The task>
Transcribe the data that follows precisely, omitting nothing.
··· Material supplied ···
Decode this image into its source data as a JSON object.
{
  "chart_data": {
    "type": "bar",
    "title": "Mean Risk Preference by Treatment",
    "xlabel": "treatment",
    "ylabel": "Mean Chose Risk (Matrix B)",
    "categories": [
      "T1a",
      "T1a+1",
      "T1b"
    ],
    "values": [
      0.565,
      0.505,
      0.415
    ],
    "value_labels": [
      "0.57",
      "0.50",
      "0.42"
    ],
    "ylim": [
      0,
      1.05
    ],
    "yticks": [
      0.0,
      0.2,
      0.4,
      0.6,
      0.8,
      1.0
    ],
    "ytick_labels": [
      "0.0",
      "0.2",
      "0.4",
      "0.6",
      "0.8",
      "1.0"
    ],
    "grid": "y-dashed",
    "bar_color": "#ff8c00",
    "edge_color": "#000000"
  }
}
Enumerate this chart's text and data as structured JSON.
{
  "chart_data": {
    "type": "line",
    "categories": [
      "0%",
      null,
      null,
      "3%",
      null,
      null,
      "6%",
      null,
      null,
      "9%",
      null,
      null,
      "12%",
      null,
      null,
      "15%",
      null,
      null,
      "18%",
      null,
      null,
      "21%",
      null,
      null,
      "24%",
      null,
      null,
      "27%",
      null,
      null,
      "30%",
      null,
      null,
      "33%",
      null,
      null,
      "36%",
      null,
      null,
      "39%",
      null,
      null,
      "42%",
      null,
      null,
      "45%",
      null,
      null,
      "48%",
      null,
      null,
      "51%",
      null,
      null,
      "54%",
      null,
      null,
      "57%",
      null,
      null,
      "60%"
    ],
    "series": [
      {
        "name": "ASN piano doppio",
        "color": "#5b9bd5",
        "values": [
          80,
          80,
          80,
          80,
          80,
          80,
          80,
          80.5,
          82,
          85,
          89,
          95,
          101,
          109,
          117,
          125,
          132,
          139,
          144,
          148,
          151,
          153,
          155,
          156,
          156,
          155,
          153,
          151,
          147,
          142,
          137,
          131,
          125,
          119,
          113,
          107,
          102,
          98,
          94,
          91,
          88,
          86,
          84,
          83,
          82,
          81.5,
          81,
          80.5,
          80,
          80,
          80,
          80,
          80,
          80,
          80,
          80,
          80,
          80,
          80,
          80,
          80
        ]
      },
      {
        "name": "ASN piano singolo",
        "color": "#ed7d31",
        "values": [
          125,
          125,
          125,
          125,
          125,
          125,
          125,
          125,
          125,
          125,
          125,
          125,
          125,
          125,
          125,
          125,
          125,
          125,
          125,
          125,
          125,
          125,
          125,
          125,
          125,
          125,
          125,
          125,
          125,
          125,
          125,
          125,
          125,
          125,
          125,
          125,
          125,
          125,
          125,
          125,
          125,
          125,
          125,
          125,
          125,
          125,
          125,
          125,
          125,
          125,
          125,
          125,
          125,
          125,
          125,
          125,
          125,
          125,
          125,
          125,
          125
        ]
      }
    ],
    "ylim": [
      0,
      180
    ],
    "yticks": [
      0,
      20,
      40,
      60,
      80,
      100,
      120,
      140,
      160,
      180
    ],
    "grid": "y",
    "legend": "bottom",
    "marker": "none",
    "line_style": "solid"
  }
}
···
Solved problem>
Decode this image into its source data as a JSON object.
{
  "chart_data": {
    "type": "bar",
    "title": "Mean Risk Preference by Treatment",
    "xlabel": "treatment",
    "ylabel": "Mean Chose Risk (Matrix B)",
    "categories": [
      "T1a",
      "T1a+1",
      "T1b"
    ],
    "values": [
      0.565,
      0.505,
      0.415
    ],
    "value_labels": [
      "0.57",
      "0.50",
      "0.42"
    ],
    "ylim": [
      0,
      1.05
    ],
    "yticks": [
      0.0,
      0.2,
      0.4,
      0.6,
      0.8,
      1.0
    ],
    "ytick_labels": [
      "0.0",
      "0.2",
      "0.4",
      "0.6",
      "0.8",
      "1.0"
    ],
    "grid": "y-dashed",
    "bar_color": "#ff8c00",
    "edge_color": "#000000"
  }
}
Enumerate this chart's text and data as structured JSON.
{
  "chart_data": {
    "type": "line",
    "categories": [
      "0%",
      null,
      null,
      "3%",
      null,
      null,
      "6%",
      null,
      null,
      "9%",
      null,
      null,
      "12%",
      null,
      null,
      "15%",
      null,
      null,
      "18%",
      null,
      null,
      "21%",
      null,
      null,
      "24%",
      null,
      null,
      "27%",
      null,
      null,
      "30%",
      null,
      null,
      "33%",
      null,
      null,
      "36%",
      null,
      null,
      "39%",
      null,
      null,
      "42%",
      null,
      null,
      "45%",
      null,
      null,
      "48%",
      null,
      null,
      "51%",
      null,
      null,
      "54%",
      null,
      null,
      "57%",
      null,
      null,
      "60%"
    ],
    "series": [
      {
        "name": "ASN piano doppio",
        "color": "#5b9bd5",
        "values": [
          80,
          80,
          80,
          80,
          80,
          80,
          80,
          80.5,
          82,
          85,
          89,
          95,
          101,
          109,
          117,
          125,
          132,
          139,
          144,
          148,
          151,
          153,
          155,
          156,
          156,
          155,
          153,
          151,
          147,
          142,
          137,
          131,
          125,
          119,
          113,
          107,
          102,
          98,
          94,
          91,
          88,
          86,
          84,
          83,
          82,
          81.5,
          81,
          80.5,
          80,
          80,
          80,
          80,
          80,
          80,
          80,
          80,
          80,
          80,
          80,
          80,
          80
        ]
      },
      {
        "name": "ASN piano singolo",
        "color": "#ed7d31",
        "values": [
          125,
          125,
          125,
          125,
          125,
          125,
          125,
          125,
          125,
          125,
          125,
          125,
          125,
          125,
          125,
          125,
          125,
          125,
          125,
          125,
          125,
          125,
          125,
          125,
          125,
          125,
          125,
          125,
          125,
          125,
          125,
          125,
          125,
          125,
          125,
          125,
          125,
          125,
          125,
          125,
          125,
          125,
          125,
          125,
          125,
          125,
          125,
          125,
          125,
          125,
          125,
          125,
          125,
          125,
          125,
          125,
          125,
          125,
          125,
          125,
          125
        ]
      }
    ],
    "ylim": [
      0,
      180
    ],
    "yticks": [
      0,
      20,
      40,
      60,
      80,
      100,
      120,
      140,
      160,
      180
    ],
    "grid": "y",
    "legend": "bottom",
    "marker": "none",
    "line_style": "solid"
  }
}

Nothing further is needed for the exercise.